* **Aim of the task**: Set down each line of the data below exactly as it stands, dropping the pictures.

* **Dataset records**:

========

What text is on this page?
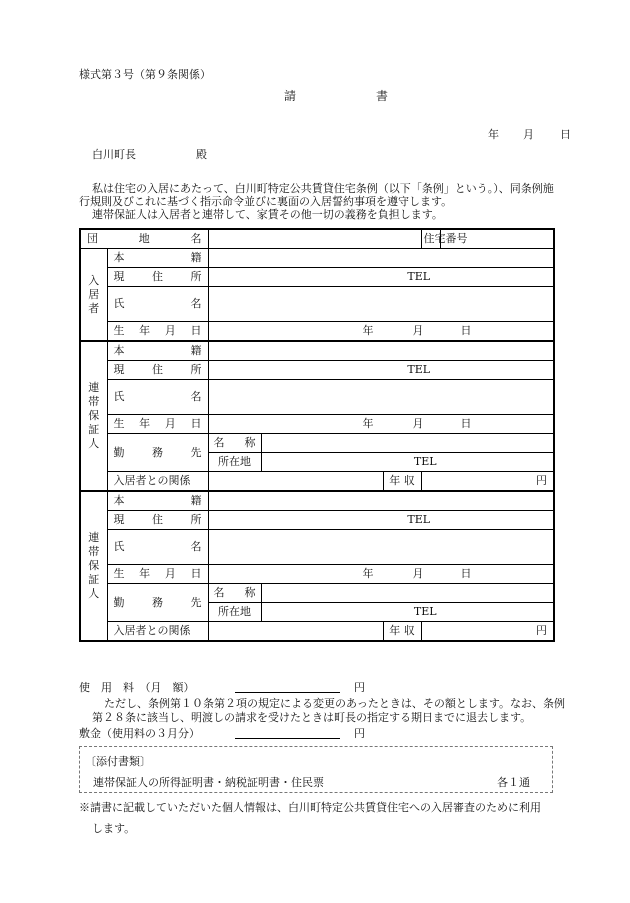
様式第３号（第９条関係）
請	書
年 月 日
白川町長	殿
私は住宅の入居にあたって、白川町特定公共賃貸住宅条例（以下「条例」という。）、同条例施
行規則及びこれに基づく指示命令並びに裏面の入居誓約事項を遵守します。
連帯保証人は入居者と連帯して、家賃その他一切の義務を負担します。
団 地 名					住宅番号	
入
居
者	本 籍					

	現 住 所	TEL				

	氏 名					

	生 年 月 日	年 月 日				

連
帯
保
証
人	本 籍					

	現 住 所	TEL				

	氏 名					

	生 年 月 日	年 月 日				

	勤 務 先	名 称				

		所在地	TEL			
	入居者との関係			年 収	円	
連
帯
保
証
人	本 籍					

	現 住 所	TEL				

	氏 名					

	生 年 月 日	年 月 日				

	勤 務 先	名 称				

		所在地	TEL			
	入居者との関係			年 収	円	
使　用　料　（月　額）	円
ただし、条例第１０条第２項の規定による変更のあったときは、その額とします。なお、条例
第２８条に該当し、明渡しの請求を受けたときは町長の指定する期日までに退去します。
敷金（使用料の３月分）	円
〔添付書類〕
連帯保証人の所得証明書・納税証明書・住民票	各１通
※請書に記載していただいた個人情報は、白川町特定公共賃貸住宅への入居審査のために利用
します。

========

* **Response below**:
What text is on this page?
様式第３号（第９条関係）
請	書
年 月 日
白川町長	殿
私は住宅の入居にあたって、白川町特定公共賃貸住宅条例（以下「条例」という。）、同条例施
行規則及びこれに基づく指示命令並びに裏面の入居誓約事項を遵守します。
連帯保証人は入居者と連帯して、家賃その他一切の義務を負担します。
団 地 名					住宅番号	
入
居
者	本 籍					

	現 住 所	TEL				

	氏 名					

	生 年 月 日	年 月 日				

連
帯
保
証
人	本 籍					

	現 住 所	TEL				

	氏 名					

	生 年 月 日	年 月 日				

	勤 務 先	名 称				

		所在地	TEL			
	入居者との関係			年 収	円	
連
帯
保
証
人	本 籍					

	現 住 所	TEL				

	氏 名					

	生 年 月 日	年 月 日				

	勤 務 先	名 称				

		所在地	TEL			
	入居者との関係			年 収	円	
使　用　料　（月　額）	円
ただし、条例第１０条第２項の規定による変更のあったときは、その額とします。なお、条例
第２８条に該当し、明渡しの請求を受けたときは町長の指定する期日までに退去します。
敷金（使用料の３月分）	円
〔添付書類〕
連帯保証人の所得証明書・納税証明書・住民票	各１通
※請書に記載していただいた個人情報は、白川町特定公共賃貸住宅への入居審査のために利用
します。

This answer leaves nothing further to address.